- _WHAT IS NEEDED_
Format the lines below as a Markdown table with the columns Number and Record line, numbering each non-blank line in order and skipping blank ones. Leave the pictures out of the table.

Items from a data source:
________________________________________

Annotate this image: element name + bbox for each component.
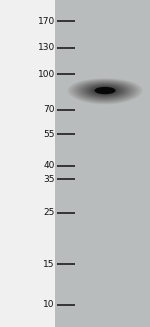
Ellipse shape [86,84,124,97]
Ellipse shape [73,80,137,102]
Text: 40: 40 [43,162,55,170]
Ellipse shape [69,79,141,104]
Ellipse shape [96,87,114,94]
Text: 35: 35 [43,175,55,184]
Text: 170: 170 [38,17,55,26]
Ellipse shape [68,78,142,104]
Bar [0,0,55,327]
Ellipse shape [75,81,135,101]
Text: 100: 100 [38,70,55,79]
Ellipse shape [79,82,131,100]
Ellipse shape [98,88,112,93]
Text: 55: 55 [43,129,55,139]
Ellipse shape [92,86,118,95]
Text: 10: 10 [43,300,55,309]
Ellipse shape [81,82,129,99]
Ellipse shape [90,85,120,96]
Text: 130: 130 [38,43,55,53]
Text: 25: 25 [43,209,55,217]
Ellipse shape [103,90,107,91]
Text: 15: 15 [43,260,55,268]
Ellipse shape [82,83,128,99]
Ellipse shape [94,87,116,95]
Ellipse shape [71,79,139,103]
Text: 70: 70 [43,105,55,114]
Ellipse shape [94,87,116,94]
Ellipse shape [84,84,126,98]
Ellipse shape [77,81,133,101]
Bar [55,0,150,327]
Ellipse shape [99,89,111,93]
Ellipse shape [88,85,122,96]
Ellipse shape [101,89,109,92]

________________________________________

- _WORKED SOLUTION_
| Number | Record line |
|---|---|
| 1 | Annotate this image: element name + bbox for each component. |
| 2 | Ellipse shape [86,84,124,97] |
| 3 | Ellipse shape [73,80,137,102] |
| 4 | Text: 40: 40 [43,162,55,170] |
| 5 | Ellipse shape [69,79,141,104] |
| 6 | Ellipse shape [96,87,114,94] |
| 7 | Text: 35: 35 [43,175,55,184] |
| 8 | Text: 170: 170 [38,17,55,26] |
| 9 | Ellipse shape [68,78,142,104] |
| 10 | Bar [0,0,55,327] |
| 11 | Ellipse shape [75,81,135,101] |
| 12 | Text: 100: 100 [38,70,55,79] |
| 13 | Ellipse shape [79,82,131,100] |
| 14 | Ellipse shape [98,88,112,93] |
| 15 | Text: 55: 55 [43,129,55,139] |
| 16 | Ellipse shape [92,86,118,95] |
| 17 | Text: 10: 10 [43,300,55,309] |
| 18 | Ellipse shape [81,82,129,99] |
| 19 | Ellipse shape [90,85,120,96] |
| 20 | Text: 130: 130 [38,43,55,53] |
| 21 | Text: 25: 25 [43,209,55,217] |
| 22 | Ellipse shape [103,90,107,91] |
| 23 | Text: 15: 15 [43,260,55,268] |
| 24 | Ellipse shape [82,83,128,99] |
| 25 | Ellipse shape [94,87,116,95] |
| 26 | Ellipse shape [71,79,139,103] |
| 27 | Text: 70: 70 [43,105,55,114] |
| 28 | Ellipse shape [94,87,116,94] |
| 29 | Ellipse shape [84,84,126,98] |
| 30 | Ellipse shape [77,81,133,101] |
| 31 | Bar [55,0,150,327] |
| 32 | Ellipse shape [99,89,111,93] |
| 33 | Ellipse shape [88,85,122,96] |
| 34 | Ellipse shape [101,89,109,92] |